Objective 1: From the sloping-runway post, return the passage between "If Y is negative" and "smaller ground roll.", inclusive, word for word.
Objective 2: In the sloping-runway post, why would a pilot still land up-slope when Y is only a few knots negative?
== Page
Landing on a sloping runway with different wind velocities

Here's a problem which seems to have a non-trivial solution.
At least, I've not been able to find a definitive answer to it, but
what do I know??

Suppose one wishes to land at an airport with a runway
that slopes at X degrees. The wind -- assumed to be directly
aligned with the runway -- is Y knots from the "high" end of
the runway.

Clearly, if Y is positive, one should try to land in the
"up-slope" direction to minimize one's ground roll. One
will be landing "up" and into a headwind. But what if
Y is negative? Clearly, if Y is just a few knots neg, one would
still land "up-slope", because the braking effect of rolling
out up-hill more than compensates for the higher landing
speed due to the tail wind.

If Y is negative and more substantial, which way should
one land? At some point, it makes sense to switch to the
other end of the runway -- landing downhill -- to take advantage
of the (now) headwind. But how does one establish which way
to land, assuming no clues from other traffic in the pattern? The
aim is to select a direction, given X and Y, which would result
in the smaller ground roll.
====
== Supplied entries
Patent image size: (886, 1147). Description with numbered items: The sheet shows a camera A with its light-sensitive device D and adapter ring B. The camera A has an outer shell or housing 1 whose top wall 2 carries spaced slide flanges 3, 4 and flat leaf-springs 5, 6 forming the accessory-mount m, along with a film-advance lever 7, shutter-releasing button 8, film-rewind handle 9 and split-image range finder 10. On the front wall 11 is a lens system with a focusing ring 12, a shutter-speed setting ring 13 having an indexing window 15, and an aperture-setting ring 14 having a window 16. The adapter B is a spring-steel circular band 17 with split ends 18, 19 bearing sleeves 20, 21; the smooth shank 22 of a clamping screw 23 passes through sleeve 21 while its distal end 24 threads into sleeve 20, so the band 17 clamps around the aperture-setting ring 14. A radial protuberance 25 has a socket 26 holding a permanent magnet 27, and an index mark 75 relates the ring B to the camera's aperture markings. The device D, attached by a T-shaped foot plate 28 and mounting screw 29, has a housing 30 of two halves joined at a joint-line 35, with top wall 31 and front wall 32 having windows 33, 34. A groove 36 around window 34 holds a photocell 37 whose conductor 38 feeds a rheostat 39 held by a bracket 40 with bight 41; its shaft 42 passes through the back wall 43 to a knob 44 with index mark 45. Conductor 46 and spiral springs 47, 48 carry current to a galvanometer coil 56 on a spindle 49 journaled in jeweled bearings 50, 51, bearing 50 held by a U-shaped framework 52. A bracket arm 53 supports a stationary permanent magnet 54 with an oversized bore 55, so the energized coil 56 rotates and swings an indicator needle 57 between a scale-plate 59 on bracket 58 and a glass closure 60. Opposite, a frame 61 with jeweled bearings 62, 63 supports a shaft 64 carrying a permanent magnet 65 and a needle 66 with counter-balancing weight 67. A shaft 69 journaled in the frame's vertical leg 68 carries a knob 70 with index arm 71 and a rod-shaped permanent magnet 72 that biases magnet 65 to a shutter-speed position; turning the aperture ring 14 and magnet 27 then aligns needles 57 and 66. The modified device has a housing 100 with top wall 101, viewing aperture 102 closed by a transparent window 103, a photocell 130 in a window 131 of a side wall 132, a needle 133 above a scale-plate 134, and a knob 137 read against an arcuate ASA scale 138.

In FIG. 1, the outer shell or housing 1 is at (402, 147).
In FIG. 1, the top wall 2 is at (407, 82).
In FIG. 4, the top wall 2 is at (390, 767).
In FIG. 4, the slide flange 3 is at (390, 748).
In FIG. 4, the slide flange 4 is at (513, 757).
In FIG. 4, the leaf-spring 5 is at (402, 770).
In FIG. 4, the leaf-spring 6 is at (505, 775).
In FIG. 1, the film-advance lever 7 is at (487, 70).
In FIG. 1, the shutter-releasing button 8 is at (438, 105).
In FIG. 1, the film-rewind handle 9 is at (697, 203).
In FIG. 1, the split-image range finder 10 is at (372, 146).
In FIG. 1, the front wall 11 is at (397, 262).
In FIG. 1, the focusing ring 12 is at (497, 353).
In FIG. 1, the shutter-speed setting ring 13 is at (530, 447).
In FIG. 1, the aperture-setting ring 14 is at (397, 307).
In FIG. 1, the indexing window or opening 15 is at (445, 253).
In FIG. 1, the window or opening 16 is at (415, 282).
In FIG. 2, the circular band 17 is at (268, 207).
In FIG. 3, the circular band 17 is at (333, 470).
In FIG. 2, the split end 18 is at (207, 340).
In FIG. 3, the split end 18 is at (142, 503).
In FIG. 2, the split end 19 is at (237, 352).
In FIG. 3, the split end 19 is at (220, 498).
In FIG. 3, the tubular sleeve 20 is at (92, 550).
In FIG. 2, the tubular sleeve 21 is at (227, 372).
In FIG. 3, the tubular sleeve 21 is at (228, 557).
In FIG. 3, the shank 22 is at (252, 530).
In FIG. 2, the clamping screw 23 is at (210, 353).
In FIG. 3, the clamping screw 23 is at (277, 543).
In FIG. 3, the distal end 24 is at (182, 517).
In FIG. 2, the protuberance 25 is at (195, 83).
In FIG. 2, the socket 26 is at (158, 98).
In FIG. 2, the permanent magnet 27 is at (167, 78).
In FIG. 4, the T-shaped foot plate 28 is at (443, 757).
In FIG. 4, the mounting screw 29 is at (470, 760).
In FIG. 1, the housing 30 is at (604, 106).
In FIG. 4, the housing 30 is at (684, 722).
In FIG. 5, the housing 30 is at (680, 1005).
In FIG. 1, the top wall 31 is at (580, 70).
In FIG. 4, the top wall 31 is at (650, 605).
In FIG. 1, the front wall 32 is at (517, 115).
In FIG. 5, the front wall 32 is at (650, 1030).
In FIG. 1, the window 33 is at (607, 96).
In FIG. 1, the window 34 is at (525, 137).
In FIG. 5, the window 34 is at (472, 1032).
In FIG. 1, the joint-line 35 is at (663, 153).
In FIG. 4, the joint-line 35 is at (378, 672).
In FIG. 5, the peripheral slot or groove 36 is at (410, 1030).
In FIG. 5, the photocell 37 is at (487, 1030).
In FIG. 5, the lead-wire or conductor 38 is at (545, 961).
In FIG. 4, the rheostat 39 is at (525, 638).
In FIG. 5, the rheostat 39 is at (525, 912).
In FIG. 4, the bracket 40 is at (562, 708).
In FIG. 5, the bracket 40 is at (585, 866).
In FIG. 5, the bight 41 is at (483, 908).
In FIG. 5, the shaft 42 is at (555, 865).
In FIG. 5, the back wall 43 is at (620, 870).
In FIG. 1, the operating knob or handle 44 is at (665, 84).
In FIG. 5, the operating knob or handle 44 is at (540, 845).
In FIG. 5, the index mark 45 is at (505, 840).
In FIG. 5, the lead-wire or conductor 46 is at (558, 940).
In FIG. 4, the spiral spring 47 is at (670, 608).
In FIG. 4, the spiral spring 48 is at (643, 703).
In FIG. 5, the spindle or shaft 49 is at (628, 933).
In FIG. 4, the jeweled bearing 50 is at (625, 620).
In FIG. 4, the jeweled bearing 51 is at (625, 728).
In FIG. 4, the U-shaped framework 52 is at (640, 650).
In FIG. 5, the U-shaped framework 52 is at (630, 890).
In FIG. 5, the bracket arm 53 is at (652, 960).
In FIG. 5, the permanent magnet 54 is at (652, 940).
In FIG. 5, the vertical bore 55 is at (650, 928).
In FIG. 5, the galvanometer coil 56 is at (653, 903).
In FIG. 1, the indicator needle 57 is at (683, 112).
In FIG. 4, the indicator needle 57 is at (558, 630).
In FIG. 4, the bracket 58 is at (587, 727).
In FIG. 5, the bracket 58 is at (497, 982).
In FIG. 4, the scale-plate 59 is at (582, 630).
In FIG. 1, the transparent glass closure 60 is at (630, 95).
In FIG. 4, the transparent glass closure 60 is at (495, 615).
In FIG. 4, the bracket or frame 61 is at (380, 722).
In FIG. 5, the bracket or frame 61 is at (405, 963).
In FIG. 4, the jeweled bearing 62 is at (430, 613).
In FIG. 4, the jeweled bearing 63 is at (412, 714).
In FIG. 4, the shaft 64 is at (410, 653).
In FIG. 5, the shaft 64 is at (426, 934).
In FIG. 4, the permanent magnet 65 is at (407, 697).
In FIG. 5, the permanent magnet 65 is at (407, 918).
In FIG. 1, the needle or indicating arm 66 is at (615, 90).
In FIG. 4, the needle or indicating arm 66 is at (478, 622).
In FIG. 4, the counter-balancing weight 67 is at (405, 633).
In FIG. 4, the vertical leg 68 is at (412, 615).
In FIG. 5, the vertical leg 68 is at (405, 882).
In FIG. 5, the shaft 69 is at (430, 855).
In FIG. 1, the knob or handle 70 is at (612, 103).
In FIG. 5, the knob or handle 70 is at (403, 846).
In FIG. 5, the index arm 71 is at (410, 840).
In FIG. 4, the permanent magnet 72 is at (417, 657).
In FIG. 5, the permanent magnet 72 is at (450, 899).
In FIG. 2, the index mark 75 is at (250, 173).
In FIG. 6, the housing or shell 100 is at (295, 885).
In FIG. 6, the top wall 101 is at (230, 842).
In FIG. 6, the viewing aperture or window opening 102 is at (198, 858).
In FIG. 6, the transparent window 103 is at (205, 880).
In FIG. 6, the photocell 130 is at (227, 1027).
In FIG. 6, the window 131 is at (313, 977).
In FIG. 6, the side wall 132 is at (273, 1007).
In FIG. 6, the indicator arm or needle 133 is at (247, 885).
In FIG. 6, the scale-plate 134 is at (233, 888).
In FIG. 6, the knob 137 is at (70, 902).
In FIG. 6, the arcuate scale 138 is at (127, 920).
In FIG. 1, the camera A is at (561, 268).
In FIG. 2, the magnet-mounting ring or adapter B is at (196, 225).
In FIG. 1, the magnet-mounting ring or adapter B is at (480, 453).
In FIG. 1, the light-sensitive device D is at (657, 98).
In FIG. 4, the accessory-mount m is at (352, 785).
====
== Supplied entries
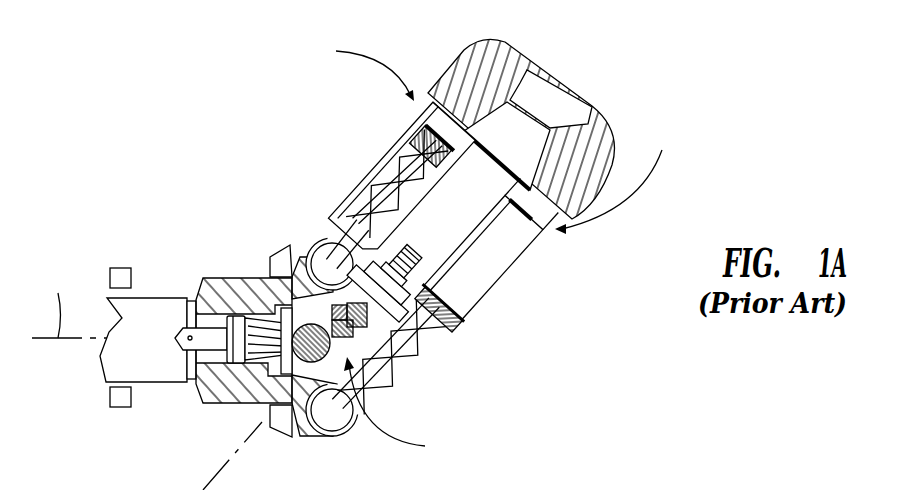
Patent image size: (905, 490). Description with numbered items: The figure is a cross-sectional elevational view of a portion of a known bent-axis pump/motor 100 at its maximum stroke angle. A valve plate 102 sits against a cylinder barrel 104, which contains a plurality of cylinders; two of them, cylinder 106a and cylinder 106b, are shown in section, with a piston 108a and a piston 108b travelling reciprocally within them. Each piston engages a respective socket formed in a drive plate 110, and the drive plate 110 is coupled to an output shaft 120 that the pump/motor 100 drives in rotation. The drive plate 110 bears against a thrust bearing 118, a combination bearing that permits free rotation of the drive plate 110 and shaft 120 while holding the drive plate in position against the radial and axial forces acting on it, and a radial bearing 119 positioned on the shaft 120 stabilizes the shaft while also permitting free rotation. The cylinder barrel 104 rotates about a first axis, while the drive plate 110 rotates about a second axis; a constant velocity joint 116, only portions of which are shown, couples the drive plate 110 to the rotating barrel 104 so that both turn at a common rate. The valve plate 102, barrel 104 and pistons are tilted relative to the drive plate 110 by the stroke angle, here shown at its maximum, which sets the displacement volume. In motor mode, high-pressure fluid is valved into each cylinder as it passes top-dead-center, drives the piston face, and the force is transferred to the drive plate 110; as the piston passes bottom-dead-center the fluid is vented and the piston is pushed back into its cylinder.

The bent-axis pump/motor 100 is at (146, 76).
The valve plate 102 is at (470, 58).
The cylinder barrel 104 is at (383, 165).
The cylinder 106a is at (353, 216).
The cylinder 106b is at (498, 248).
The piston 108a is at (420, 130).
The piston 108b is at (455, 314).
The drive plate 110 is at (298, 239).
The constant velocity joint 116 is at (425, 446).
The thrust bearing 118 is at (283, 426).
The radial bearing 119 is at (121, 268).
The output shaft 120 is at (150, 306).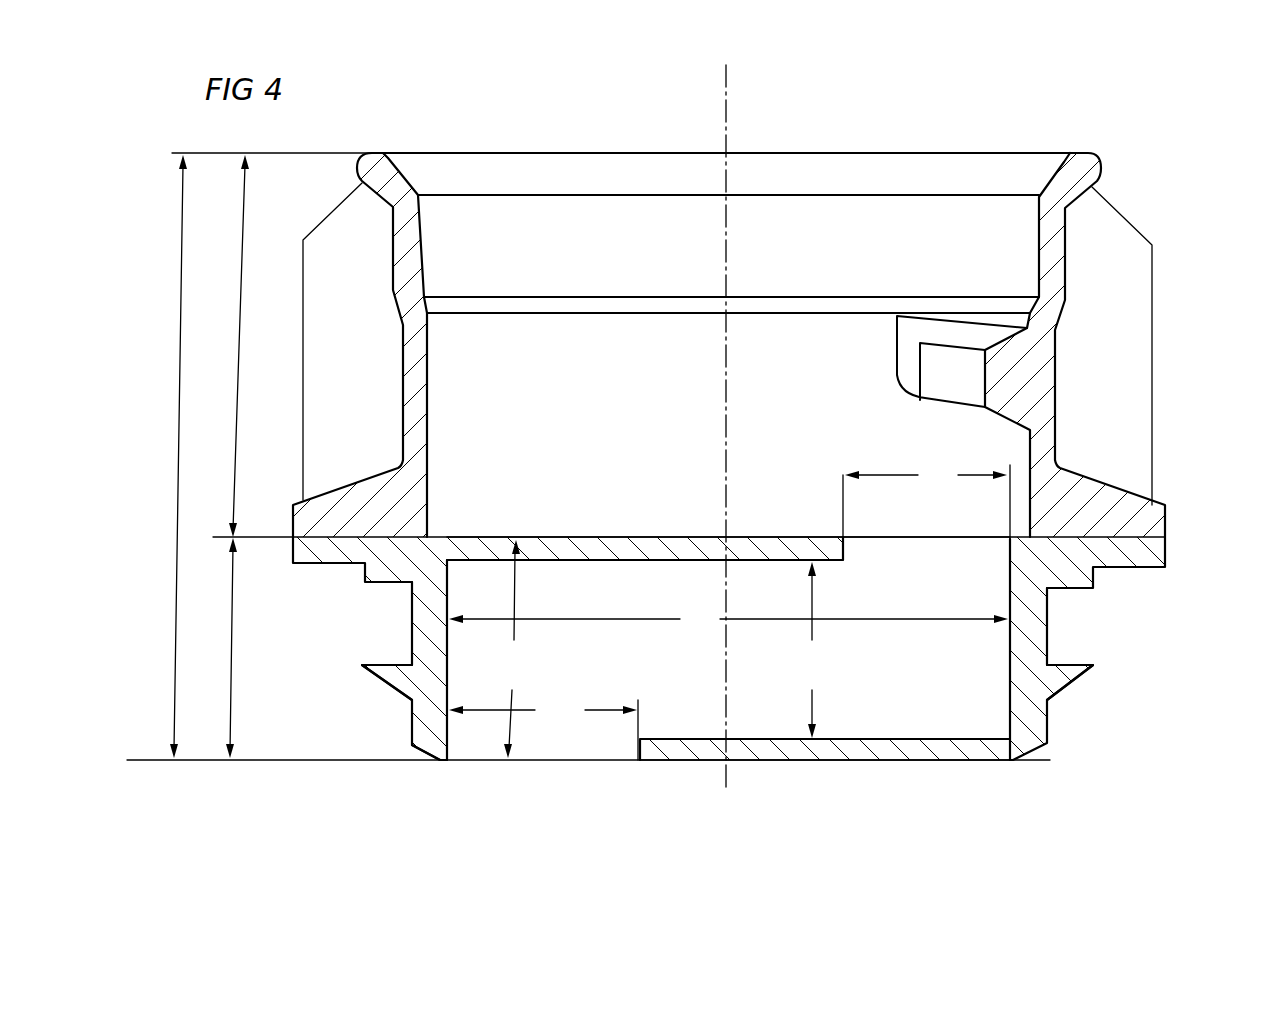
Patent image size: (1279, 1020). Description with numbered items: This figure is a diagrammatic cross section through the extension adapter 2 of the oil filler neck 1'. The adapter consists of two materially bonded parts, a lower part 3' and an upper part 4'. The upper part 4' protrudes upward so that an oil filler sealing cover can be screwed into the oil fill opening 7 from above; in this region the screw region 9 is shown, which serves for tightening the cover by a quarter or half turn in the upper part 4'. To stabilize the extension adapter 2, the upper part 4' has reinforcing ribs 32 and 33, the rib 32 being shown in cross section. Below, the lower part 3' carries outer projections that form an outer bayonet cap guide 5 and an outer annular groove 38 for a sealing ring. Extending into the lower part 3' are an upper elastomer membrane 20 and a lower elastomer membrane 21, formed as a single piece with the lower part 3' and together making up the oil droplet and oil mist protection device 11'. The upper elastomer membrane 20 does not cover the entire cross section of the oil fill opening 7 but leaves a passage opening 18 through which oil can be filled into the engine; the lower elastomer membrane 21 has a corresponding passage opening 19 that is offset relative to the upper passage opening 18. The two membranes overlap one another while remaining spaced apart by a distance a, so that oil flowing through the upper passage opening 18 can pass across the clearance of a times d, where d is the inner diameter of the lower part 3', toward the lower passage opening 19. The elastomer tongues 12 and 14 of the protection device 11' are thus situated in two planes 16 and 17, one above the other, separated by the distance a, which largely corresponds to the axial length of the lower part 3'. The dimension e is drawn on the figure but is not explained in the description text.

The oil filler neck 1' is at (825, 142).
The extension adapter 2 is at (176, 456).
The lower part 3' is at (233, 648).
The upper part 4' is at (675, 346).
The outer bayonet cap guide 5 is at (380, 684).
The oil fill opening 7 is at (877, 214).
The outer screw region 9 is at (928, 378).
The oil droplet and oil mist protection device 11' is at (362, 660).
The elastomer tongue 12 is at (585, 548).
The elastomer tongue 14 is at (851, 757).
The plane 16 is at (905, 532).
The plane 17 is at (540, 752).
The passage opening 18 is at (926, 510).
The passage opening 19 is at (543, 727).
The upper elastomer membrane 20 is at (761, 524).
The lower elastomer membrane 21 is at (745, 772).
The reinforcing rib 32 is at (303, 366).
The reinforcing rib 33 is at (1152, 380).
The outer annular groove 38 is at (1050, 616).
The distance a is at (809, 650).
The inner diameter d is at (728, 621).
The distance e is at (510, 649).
====
Worked solution 1:
If Y is negative and more substantial, which way should
one land? At some point, it makes sense to switch to the
other end of the runway -- landing downhill -- to take advantage
of the (now) headwind. But how does one establish which way
to land, assuming no clues from other traffic in the pattern? The
aim is to select a direction, given X and Y, which would result
in the smaller ground roll.

Worked solution 2: Rolling out uphill brakes the airplane enough to more than make up for the higher landing speed caused by the tailwind.